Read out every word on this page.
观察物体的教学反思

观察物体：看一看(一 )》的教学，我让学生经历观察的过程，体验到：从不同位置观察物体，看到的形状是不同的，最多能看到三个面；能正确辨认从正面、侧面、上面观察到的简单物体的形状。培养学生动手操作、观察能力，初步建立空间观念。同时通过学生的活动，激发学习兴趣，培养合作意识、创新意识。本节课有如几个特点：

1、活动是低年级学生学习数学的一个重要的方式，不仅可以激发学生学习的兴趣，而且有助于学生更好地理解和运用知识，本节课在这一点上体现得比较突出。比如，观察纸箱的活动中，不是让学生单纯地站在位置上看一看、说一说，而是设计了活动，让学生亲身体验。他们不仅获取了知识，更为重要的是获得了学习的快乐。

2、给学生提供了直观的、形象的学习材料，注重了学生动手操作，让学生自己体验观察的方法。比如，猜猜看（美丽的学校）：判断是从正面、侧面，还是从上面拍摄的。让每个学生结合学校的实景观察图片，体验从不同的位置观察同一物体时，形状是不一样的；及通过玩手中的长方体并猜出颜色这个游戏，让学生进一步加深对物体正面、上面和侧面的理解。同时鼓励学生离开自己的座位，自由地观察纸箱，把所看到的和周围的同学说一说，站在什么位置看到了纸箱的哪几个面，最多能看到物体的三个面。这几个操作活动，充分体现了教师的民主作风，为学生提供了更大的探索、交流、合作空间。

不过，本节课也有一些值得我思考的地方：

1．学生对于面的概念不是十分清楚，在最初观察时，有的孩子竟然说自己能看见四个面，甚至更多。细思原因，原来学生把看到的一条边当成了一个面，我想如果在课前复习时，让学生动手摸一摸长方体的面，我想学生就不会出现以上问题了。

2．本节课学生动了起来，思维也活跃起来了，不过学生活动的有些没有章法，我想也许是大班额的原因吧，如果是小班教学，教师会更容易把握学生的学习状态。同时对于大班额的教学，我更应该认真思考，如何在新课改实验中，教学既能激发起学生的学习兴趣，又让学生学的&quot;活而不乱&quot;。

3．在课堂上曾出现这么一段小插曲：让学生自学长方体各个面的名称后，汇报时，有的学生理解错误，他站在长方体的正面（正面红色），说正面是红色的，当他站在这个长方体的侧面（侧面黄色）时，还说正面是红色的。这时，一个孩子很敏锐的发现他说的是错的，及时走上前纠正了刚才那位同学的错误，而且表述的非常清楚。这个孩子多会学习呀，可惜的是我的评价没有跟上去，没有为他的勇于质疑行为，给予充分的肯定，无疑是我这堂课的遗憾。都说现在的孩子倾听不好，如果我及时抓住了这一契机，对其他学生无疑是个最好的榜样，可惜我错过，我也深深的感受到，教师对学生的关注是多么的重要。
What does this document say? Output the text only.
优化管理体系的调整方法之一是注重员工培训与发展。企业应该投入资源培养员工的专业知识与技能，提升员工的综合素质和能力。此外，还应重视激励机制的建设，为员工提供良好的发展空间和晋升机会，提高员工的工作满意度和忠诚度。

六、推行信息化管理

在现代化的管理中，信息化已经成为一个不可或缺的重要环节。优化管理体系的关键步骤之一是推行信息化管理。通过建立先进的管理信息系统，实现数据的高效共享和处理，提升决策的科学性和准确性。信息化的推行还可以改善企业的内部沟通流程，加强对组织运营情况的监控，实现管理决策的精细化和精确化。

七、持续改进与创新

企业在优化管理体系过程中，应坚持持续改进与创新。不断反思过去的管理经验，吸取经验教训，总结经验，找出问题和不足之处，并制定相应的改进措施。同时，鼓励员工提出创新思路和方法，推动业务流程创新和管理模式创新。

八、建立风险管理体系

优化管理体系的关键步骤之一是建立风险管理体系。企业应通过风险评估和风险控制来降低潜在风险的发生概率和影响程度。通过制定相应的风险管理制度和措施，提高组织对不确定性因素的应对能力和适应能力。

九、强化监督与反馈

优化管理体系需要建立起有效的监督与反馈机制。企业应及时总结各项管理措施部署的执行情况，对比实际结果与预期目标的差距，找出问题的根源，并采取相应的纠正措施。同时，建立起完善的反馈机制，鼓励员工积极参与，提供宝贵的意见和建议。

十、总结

⁂

Give again only the lines starting at the one that contains "What does this" and running to the end of the data.

What does this document say? Output the text only.
优化管理体系的调整方法之一是注重员工培训与发展。企业应该投入资源培养员工的专业知识与技能，提升员工的综合素质和能力。此外，还应重视激励机制的建设，为员工提供良好的发展空间和晋升机会，提高员工的工作满意度和忠诚度。

六、推行信息化管理

在现代化的管理中，信息化已经成为一个不可或缺的重要环节。优化管理体系的关键步骤之一是推行信息化管理。通过建立先进的管理信息系统，实现数据的高效共享和处理，提升决策的科学性和准确性。信息化的推行还可以改善企业的内部沟通流程，加强对组织运营情况的监控，实现管理决策的精细化和精确化。

七、持续改进与创新

企业在优化管理体系过程中，应坚持持续改进与创新。不断反思过去的管理经验，吸取经验教训，总结经验，找出问题和不足之处，并制定相应的改进措施。同时，鼓励员工提出创新思路和方法，推动业务流程创新和管理模式创新。

八、建立风险管理体系

优化管理体系的关键步骤之一是建立风险管理体系。企业应通过风险评估和风险控制来降低潜在风险的发生概率和影响程度。通过制定相应的风险管理制度和措施，提高组织对不确定性因素的应对能力和适应能力。

九、强化监督与反馈

优化管理体系需要建立起有效的监督与反馈机制。企业应及时总结各项管理措施部署的执行情况，对比实际结果与预期目标的差距，找出问题的根源，并采取相应的纠正措施。同时，建立起完善的反馈机制，鼓励员工积极参与，提供宝贵的意见和建议。

十、总结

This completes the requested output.